WRITTEN TASK –
Find all lines in the listing that include the word "this", then copy them.

Dataset records:
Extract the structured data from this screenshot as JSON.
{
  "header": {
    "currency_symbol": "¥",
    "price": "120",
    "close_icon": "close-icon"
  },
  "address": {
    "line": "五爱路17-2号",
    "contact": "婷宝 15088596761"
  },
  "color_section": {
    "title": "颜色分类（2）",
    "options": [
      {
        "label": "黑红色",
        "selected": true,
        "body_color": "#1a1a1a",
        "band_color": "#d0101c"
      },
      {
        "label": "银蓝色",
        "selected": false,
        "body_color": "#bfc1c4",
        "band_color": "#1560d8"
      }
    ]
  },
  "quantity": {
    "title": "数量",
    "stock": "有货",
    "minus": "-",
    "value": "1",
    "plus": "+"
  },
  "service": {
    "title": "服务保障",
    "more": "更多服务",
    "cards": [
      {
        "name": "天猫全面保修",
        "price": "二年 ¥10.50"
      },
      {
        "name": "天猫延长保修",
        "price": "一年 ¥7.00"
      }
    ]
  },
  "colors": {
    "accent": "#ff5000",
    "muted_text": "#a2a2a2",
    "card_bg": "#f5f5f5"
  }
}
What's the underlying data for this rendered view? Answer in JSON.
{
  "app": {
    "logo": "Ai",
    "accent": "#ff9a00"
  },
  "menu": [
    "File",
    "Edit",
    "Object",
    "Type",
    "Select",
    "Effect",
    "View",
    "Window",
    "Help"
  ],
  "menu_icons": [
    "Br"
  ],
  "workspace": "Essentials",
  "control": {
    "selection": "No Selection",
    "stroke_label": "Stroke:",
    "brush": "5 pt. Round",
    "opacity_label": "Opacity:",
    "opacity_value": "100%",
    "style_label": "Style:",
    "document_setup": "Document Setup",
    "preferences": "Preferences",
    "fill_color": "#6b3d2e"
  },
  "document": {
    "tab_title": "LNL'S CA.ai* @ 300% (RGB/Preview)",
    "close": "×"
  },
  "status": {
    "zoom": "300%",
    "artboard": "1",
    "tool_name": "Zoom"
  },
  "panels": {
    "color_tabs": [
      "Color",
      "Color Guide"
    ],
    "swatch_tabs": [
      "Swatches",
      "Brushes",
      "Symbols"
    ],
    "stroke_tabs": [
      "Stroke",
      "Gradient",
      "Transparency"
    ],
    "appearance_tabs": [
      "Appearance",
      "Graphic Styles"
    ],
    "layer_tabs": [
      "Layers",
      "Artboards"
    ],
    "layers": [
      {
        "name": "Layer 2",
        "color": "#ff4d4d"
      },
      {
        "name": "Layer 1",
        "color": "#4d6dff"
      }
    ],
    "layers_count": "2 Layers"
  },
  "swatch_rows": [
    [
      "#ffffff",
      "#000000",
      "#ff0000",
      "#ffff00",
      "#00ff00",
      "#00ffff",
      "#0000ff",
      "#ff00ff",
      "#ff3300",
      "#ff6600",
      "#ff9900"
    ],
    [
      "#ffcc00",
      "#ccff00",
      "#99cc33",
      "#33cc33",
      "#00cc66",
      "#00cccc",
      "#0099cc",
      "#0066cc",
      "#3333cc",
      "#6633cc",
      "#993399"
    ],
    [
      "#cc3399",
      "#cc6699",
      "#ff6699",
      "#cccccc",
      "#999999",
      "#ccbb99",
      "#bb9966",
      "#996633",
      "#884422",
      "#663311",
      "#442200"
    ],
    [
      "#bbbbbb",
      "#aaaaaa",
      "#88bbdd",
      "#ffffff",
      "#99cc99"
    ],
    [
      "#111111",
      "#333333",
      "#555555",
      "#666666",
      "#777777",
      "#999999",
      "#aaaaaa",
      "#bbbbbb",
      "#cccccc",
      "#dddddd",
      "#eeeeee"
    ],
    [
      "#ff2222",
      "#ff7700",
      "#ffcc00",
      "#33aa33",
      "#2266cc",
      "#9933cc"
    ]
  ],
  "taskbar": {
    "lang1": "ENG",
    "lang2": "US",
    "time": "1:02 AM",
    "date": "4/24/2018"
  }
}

COMPLETED TASK –
Extract the structured data from this screenshot as JSON.
What's the underlying data for this rendered view? Answer in JSON.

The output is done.